** START **

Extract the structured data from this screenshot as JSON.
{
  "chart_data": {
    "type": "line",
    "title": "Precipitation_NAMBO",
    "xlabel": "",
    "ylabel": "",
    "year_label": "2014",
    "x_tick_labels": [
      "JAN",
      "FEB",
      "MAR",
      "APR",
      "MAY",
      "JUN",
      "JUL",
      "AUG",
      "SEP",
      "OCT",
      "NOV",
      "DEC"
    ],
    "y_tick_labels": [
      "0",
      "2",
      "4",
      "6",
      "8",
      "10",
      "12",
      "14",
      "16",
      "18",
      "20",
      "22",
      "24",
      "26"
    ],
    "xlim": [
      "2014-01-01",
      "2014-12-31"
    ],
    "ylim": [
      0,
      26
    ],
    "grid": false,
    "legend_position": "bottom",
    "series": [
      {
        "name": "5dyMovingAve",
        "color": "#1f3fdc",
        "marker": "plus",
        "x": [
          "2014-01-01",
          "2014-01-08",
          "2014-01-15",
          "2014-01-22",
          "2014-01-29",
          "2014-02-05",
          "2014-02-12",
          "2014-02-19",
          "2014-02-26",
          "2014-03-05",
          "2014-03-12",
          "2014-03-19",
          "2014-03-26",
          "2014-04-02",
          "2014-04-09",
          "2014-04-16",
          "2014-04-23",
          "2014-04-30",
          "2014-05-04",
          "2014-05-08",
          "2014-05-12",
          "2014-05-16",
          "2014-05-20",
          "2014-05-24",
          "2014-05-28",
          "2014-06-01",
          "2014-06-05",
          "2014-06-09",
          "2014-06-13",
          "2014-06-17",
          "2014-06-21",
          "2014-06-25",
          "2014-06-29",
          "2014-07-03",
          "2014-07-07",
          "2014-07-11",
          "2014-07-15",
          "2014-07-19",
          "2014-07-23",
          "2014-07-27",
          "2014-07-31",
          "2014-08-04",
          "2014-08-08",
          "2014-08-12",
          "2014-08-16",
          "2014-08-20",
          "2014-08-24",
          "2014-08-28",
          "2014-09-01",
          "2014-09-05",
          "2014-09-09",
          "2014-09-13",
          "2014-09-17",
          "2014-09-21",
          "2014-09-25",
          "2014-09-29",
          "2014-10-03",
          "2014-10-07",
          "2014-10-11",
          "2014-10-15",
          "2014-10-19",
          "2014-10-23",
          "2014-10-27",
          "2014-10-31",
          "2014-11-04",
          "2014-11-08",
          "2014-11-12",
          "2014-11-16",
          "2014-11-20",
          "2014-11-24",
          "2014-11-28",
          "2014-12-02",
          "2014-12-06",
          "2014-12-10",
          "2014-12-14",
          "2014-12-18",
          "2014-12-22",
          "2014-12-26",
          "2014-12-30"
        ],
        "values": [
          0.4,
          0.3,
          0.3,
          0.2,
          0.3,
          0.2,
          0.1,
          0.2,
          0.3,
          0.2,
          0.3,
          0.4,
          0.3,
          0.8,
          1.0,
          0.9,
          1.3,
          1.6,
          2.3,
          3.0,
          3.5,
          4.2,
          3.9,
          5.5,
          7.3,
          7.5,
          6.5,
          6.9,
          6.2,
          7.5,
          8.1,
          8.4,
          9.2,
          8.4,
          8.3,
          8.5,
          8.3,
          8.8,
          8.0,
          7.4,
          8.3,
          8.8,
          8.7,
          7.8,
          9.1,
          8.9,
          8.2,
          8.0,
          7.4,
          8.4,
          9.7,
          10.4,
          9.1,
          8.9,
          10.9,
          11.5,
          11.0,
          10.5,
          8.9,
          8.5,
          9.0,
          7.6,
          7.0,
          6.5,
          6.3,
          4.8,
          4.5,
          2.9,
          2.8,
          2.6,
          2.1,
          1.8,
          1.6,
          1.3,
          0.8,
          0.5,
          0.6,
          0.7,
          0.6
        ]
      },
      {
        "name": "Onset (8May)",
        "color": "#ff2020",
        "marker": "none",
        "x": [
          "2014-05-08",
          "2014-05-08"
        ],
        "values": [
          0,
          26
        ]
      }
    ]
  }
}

** END **

■ Exercise prompt ■
Copy all data exactly, start to finish.

■ Expected answer ■
Extract the structured data from this screenshot as JSON.
{
  "chart_data": {
    "type": "line",
    "title": "Precipitation_NAMBO",
    "xlabel": "",
    "ylabel": "",
    "year_label": "2014",
    "x_tick_labels": [
      "JAN",
      "FEB",
      "MAR",
      "APR",
      "MAY",
      "JUN",
      "JUL",
      "AUG",
      "SEP",
      "OCT",
      "NOV",
      "DEC"
    ],
    "y_tick_labels": [
      "0",
      "2",
      "4",
      "6",
      "8",
      "10",
      "12",
      "14",
      "16",
      "18",
      "20",
      "22",
      "24",
      "26"
    ],
    "xlim": [
      "2014-01-01",
      "2014-12-31"
    ],
    "ylim": [
      0,
      26
    ],
    "grid": false,
    "legend_position": "bottom",
    "series": [
      {
        "name": "5dyMovingAve",
        "color": "#1f3fdc",
        "marker": "plus",
        "x": [
          "2014-01-01",
          "2014-01-08",
          "2014-01-15",
          "2014-01-22",
          "2014-01-29",
          "2014-02-05",
          "2014-02-12",
          "2014-02-19",
          "2014-02-26",
          "2014-03-05",
          "2014-03-12",
          "2014-03-19",
          "2014-03-26",
          "2014-04-02",
          "2014-04-09",
          "2014-04-16",
          "2014-04-23",
          "2014-04-30",
          "2014-05-04",
          "2014-05-08",
          "2014-05-12",
          "2014-05-16",
          "2014-05-20",
          "2014-05-24",
          "2014-05-28",
          "2014-06-01",
          "2014-06-05",
          "2014-06-09",
          "2014-06-13",
          "2014-06-17",
          "2014-06-21",
          "2014-06-25",
          "2014-06-29",
          "2014-07-03",
          "2014-07-07",
          "2014-07-11",
          "2014-07-15",
          "2014-07-19",
          "2014-07-23",
          "2014-07-27",
          "2014-07-31",
          "2014-08-04",
          "2014-08-08",
          "2014-08-12",
          "2014-08-16",
          "2014-08-20",
          "2014-08-24",
          "2014-08-28",
          "2014-09-01",
          "2014-09-05",
          "2014-09-09",
          "2014-09-13",
          "2014-09-17",
          "2014-09-21",
          "2014-09-25",
          "2014-09-29",
          "2014-10-03",
          "2014-10-07",
          "2014-10-11",
          "2014-10-15",
          "2014-10-19",
          "2014-10-23",
          "2014-10-27",
          "2014-10-31",
          "2014-11-04",
          "2014-11-08",
          "2014-11-12",
          "2014-11-16",
          "2014-11-20",
          "2014-11-24",
          "2014-11-28",
          "2014-12-02",
          "2014-12-06",
          "2014-12-10",
          "2014-12-14",
          "2014-12-18",
          "2014-12-22",
          "2014-12-26",
          "2014-12-30"
        ],
        "values": [
          0.4,
          0.3,
          0.3,
          0.2,
          0.3,
          0.2,
          0.1,
          0.2,
          0.3,
          0.2,
          0.3,
          0.4,
          0.3,
          0.8,
          1.0,
          0.9,
          1.3,
          1.6,
          2.3,
          3.0,
          3.5,
          4.2,
          3.9,
          5.5,
          7.3,
          7.5,
          6.5,
          6.9,
          6.2,
          7.5,
          8.1,
          8.4,
          9.2,
          8.4,
          8.3,
          8.5,
          8.3,
          8.8,
          8.0,
          7.4,
          8.3,
          8.8,
          8.7,
          7.8,
          9.1,
          8.9,
          8.2,
          8.0,
          7.4,
          8.4,
          9.7,
          10.4,
          9.1,
          8.9,
          10.9,
          11.5,
          11.0,
          10.5,
          8.9,
          8.5,
          9.0,
          7.6,
          7.0,
          6.5,
          6.3,
          4.8,
          4.5,
          2.9,
          2.8,
          2.6,
          2.1,
          1.8,
          1.6,
          1.3,
          0.8,
          0.5,
          0.6,
          0.7,
          0.6
        ]
      },
      {
        "name": "Onset (8May)",
        "color": "#ff2020",
        "marker": "none",
        "x": [
          "2014-05-08",
          "2014-05-08"
        ],
        "values": [
          0,
          26
        ]
      }
    ]
  }
}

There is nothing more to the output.